# START OF Excerpted records
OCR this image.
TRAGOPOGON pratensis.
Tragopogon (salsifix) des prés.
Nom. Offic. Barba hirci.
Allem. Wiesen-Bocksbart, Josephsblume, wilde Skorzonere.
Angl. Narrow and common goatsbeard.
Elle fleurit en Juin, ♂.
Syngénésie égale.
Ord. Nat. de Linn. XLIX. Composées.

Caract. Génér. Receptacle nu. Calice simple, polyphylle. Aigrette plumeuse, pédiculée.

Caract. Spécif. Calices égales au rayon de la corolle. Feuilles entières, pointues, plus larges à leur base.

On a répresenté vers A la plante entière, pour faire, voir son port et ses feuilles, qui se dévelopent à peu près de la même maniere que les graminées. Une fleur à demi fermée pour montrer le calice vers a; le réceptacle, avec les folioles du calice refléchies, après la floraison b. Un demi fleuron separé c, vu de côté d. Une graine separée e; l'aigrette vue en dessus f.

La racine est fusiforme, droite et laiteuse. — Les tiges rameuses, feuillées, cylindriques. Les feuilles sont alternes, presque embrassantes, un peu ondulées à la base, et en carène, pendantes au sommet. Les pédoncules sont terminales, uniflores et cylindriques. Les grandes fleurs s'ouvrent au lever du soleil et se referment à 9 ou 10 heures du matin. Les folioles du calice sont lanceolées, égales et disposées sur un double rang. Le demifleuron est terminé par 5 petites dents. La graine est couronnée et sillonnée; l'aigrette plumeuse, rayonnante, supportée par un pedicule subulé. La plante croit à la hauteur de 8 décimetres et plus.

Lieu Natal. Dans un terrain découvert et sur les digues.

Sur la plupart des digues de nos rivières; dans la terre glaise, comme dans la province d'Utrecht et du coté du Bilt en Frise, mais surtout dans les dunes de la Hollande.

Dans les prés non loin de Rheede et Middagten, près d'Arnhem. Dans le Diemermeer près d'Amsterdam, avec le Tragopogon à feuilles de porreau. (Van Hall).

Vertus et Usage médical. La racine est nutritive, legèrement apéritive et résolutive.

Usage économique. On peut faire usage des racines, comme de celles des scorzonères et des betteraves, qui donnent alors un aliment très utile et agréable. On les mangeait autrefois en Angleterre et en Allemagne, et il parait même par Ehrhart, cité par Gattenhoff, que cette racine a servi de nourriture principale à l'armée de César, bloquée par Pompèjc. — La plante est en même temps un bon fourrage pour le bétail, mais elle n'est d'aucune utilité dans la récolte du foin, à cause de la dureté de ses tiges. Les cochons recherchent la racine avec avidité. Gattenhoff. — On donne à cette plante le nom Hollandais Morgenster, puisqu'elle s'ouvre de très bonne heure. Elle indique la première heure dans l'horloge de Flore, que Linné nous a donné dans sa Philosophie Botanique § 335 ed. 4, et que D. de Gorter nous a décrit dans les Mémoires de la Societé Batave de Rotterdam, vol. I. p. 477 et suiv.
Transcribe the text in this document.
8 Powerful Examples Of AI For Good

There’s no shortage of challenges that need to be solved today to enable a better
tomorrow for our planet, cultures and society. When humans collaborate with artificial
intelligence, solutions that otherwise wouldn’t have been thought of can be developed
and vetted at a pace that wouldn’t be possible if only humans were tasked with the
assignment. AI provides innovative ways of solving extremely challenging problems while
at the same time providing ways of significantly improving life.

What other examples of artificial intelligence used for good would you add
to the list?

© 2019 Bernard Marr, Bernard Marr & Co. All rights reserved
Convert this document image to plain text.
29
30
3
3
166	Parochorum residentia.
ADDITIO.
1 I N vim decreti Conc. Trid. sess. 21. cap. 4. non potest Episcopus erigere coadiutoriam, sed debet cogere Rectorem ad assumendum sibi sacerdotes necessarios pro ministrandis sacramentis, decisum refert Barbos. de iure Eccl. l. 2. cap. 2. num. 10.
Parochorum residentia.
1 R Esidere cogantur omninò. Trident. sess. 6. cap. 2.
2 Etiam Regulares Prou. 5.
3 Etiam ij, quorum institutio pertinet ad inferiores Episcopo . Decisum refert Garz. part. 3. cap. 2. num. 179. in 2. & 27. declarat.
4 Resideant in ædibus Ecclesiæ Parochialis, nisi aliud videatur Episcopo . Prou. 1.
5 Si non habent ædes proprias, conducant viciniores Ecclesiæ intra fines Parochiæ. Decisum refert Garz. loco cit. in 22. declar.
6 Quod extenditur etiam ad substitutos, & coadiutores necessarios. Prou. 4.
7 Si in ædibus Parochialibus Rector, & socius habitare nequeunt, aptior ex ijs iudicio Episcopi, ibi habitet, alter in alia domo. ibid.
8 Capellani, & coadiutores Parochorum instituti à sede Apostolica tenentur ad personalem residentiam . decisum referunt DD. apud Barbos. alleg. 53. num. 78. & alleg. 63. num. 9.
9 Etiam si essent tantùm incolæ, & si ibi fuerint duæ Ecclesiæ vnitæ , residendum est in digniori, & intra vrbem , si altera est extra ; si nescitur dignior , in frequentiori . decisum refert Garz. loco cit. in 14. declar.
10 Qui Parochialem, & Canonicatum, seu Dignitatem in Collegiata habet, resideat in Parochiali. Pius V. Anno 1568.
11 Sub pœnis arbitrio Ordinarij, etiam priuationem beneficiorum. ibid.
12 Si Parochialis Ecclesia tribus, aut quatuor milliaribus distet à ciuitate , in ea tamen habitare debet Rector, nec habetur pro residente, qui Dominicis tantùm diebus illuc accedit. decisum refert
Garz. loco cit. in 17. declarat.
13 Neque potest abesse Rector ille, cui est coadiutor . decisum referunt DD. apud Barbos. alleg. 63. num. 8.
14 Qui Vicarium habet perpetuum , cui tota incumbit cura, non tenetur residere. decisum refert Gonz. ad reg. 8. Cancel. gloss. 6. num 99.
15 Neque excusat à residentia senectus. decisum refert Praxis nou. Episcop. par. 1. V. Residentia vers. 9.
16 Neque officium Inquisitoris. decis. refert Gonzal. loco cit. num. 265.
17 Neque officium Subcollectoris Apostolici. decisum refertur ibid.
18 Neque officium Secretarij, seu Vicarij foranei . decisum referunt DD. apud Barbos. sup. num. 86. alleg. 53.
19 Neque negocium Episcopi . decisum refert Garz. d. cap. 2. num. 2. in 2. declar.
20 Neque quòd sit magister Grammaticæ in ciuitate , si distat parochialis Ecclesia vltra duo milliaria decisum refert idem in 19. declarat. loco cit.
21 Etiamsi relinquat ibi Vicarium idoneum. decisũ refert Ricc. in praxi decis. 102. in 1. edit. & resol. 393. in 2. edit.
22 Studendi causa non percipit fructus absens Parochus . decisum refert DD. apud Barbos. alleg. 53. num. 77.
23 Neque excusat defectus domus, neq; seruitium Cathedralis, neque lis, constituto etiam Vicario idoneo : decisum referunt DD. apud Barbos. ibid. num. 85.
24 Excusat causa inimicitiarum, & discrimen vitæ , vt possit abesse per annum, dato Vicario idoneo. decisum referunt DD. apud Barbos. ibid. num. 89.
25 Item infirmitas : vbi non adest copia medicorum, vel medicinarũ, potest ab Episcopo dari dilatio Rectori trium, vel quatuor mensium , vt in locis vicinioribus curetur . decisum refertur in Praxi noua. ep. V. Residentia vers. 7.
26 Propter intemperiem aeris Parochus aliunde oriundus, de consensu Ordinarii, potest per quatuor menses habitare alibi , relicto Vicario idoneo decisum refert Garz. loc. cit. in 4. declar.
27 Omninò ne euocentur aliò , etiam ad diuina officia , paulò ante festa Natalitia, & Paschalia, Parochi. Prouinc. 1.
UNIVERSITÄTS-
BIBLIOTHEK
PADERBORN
# END OF Excerpted records
• Objective
Reproduce the entire listing word for word.

• Final result
OCR this image.
TRAGOPOGON pratensis.
Tragopogon (salsifix) des prés.
Nom. Offic. Barba hirci.
Allem. Wiesen-Bocksbart, Josephsblume, wilde Skorzonere.
Angl. Narrow and common goatsbeard.
Elle fleurit en Juin, ♂.
Syngénésie égale.
Ord. Nat. de Linn. XLIX. Composées.

Caract. Génér. Receptacle nu. Calice simple, polyphylle. Aigrette plumeuse, pédiculée.

Caract. Spécif. Calices égales au rayon de la corolle. Feuilles entières, pointues, plus larges à leur base.

On a répresenté vers A la plante entière, pour faire, voir son port et ses feuilles, qui se dévelopent à peu près de la même maniere que les graminées. Une fleur à demi fermée pour montrer le calice vers a; le réceptacle, avec les folioles du calice refléchies, après la floraison b. Un demi fleuron separé c, vu de côté d. Une graine separée e; l'aigrette vue en dessus f.

La racine est fusiforme, droite et laiteuse. — Les tiges rameuses, feuillées, cylindriques. Les feuilles sont alternes, presque embrassantes, un peu ondulées à la base, et en carène, pendantes au sommet. Les pédoncules sont terminales, uniflores et cylindriques. Les grandes fleurs s'ouvrent au lever du soleil et se referment à 9 ou 10 heures du matin. Les folioles du calice sont lanceolées, égales et disposées sur un double rang. Le demifleuron est terminé par 5 petites dents. La graine est couronnée et sillonnée; l'aigrette plumeuse, rayonnante, supportée par un pedicule subulé. La plante croit à la hauteur de 8 décimetres et plus.

Lieu Natal. Dans un terrain découvert et sur les digues.

Sur la plupart des digues de nos rivières; dans la terre glaise, comme dans la province d'Utrecht et du coté du Bilt en Frise, mais surtout dans les dunes de la Hollande.

Dans les prés non loin de Rheede et Middagten, près d'Arnhem. Dans le Diemermeer près d'Amsterdam, avec le Tragopogon à feuilles de porreau. (Van Hall).

Vertus et Usage médical. La racine est nutritive, legèrement apéritive et résolutive.

Usage économique. On peut faire usage des racines, comme de celles des scorzonères et des betteraves, qui donnent alors un aliment très utile et agréable. On les mangeait autrefois en Angleterre et en Allemagne, et il parait même par Ehrhart, cité par Gattenhoff, que cette racine a servi de nourriture principale à l'armée de César, bloquée par Pompèjc. — La plante est en même temps un bon fourrage pour le bétail, mais elle n'est d'aucune utilité dans la récolte du foin, à cause de la dureté de ses tiges. Les cochons recherchent la racine avec avidité. Gattenhoff. — On donne à cette plante le nom Hollandais Morgenster, puisqu'elle s'ouvre de très bonne heure. Elle indique la première heure dans l'horloge de Flore, que Linné nous a donné dans sa Philosophie Botanique § 335 ed. 4, et que D. de Gorter nous a décrit dans les Mémoires de la Societé Batave de Rotterdam, vol. I. p. 477 et suiv.
Transcribe the text in this document.
8 Powerful Examples Of AI For Good

There’s no shortage of challenges that need to be solved today to enable a better
tomorrow for our planet, cultures and society. When humans collaborate with artificial
intelligence, solutions that otherwise wouldn’t have been thought of can be developed
and vetted at a pace that wouldn’t be possible if only humans were tasked with the
assignment. AI provides innovative ways of solving extremely challenging problems while
at the same time providing ways of significantly improving life.

What other examples of artificial intelligence used for good would you add
to the list?

© 2019 Bernard Marr, Bernard Marr & Co. All rights reserved
Convert this document image to plain text.
29
30
3
3
166	Parochorum residentia.
ADDITIO.
1 I N vim decreti Conc. Trid. sess. 21. cap. 4. non potest Episcopus erigere coadiutoriam, sed debet cogere Rectorem ad assumendum sibi sacerdotes necessarios pro ministrandis sacramentis, decisum refert Barbos. de iure Eccl. l. 2. cap. 2. num. 10.
Parochorum residentia.
1 R Esidere cogantur omninò. Trident. sess. 6. cap. 2.
2 Etiam Regulares Prou. 5.
3 Etiam ij, quorum institutio pertinet ad inferiores Episcopo . Decisum refert Garz. part. 3. cap. 2. num. 179. in 2. & 27. declarat.
4 Resideant in ædibus Ecclesiæ Parochialis, nisi aliud videatur Episcopo . Prou. 1.
5 Si non habent ædes proprias, conducant viciniores Ecclesiæ intra fines Parochiæ. Decisum refert Garz. loco cit. in 22. declar.
6 Quod extenditur etiam ad substitutos, & coadiutores necessarios. Prou. 4.
7 Si in ædibus Parochialibus Rector, & socius habitare nequeunt, aptior ex ijs iudicio Episcopi, ibi habitet, alter in alia domo. ibid.
8 Capellani, & coadiutores Parochorum instituti à sede Apostolica tenentur ad personalem residentiam . decisum referunt DD. apud Barbos. alleg. 53. num. 78. & alleg. 63. num. 9.
9 Etiam si essent tantùm incolæ, & si ibi fuerint duæ Ecclesiæ vnitæ , residendum est in digniori, & intra vrbem , si altera est extra ; si nescitur dignior , in frequentiori . decisum refert Garz. loco cit. in 14. declar.
10 Qui Parochialem, & Canonicatum, seu Dignitatem in Collegiata habet, resideat in Parochiali. Pius V. Anno 1568.
11 Sub pœnis arbitrio Ordinarij, etiam priuationem beneficiorum. ibid.
12 Si Parochialis Ecclesia tribus, aut quatuor milliaribus distet à ciuitate , in ea tamen habitare debet Rector, nec habetur pro residente, qui Dominicis tantùm diebus illuc accedit. decisum refert
Garz. loco cit. in 17. declarat.
13 Neque potest abesse Rector ille, cui est coadiutor . decisum referunt DD. apud Barbos. alleg. 63. num. 8.
14 Qui Vicarium habet perpetuum , cui tota incumbit cura, non tenetur residere. decisum refert Gonz. ad reg. 8. Cancel. gloss. 6. num 99.
15 Neque excusat à residentia senectus. decisum refert Praxis nou. Episcop. par. 1. V. Residentia vers. 9.
16 Neque officium Inquisitoris. decis. refert Gonzal. loco cit. num. 265.
17 Neque officium Subcollectoris Apostolici. decisum refertur ibid.
18 Neque officium Secretarij, seu Vicarij foranei . decisum referunt DD. apud Barbos. sup. num. 86. alleg. 53.
19 Neque negocium Episcopi . decisum refert Garz. d. cap. 2. num. 2. in 2. declar.
20 Neque quòd sit magister Grammaticæ in ciuitate , si distat parochialis Ecclesia vltra duo milliaria decisum refert idem in 19. declarat. loco cit.
21 Etiamsi relinquat ibi Vicarium idoneum. decisũ refert Ricc. in praxi decis. 102. in 1. edit. & resol. 393. in 2. edit.
22 Studendi causa non percipit fructus absens Parochus . decisum refert DD. apud Barbos. alleg. 53. num. 77.
23 Neque excusat defectus domus, neq; seruitium Cathedralis, neque lis, constituto etiam Vicario idoneo : decisum referunt DD. apud Barbos. ibid. num. 85.
24 Excusat causa inimicitiarum, & discrimen vitæ , vt possit abesse per annum, dato Vicario idoneo. decisum referunt DD. apud Barbos. ibid. num. 89.
25 Item infirmitas : vbi non adest copia medicorum, vel medicinarũ, potest ab Episcopo dari dilatio Rectori trium, vel quatuor mensium , vt in locis vicinioribus curetur . decisum refertur in Praxi noua. ep. V. Residentia vers. 7.
26 Propter intemperiem aeris Parochus aliunde oriundus, de consensu Ordinarii, potest per quatuor menses habitare alibi , relicto Vicario idoneo decisum refert Garz. loc. cit. in 4. declar.
27 Omninò ne euocentur aliò , etiam ad diuina officia , paulò ante festa Natalitia, & Paschalia, Parochi. Prouinc. 1.
UNIVERSITÄTS-
BIBLIOTHEK
PADERBORN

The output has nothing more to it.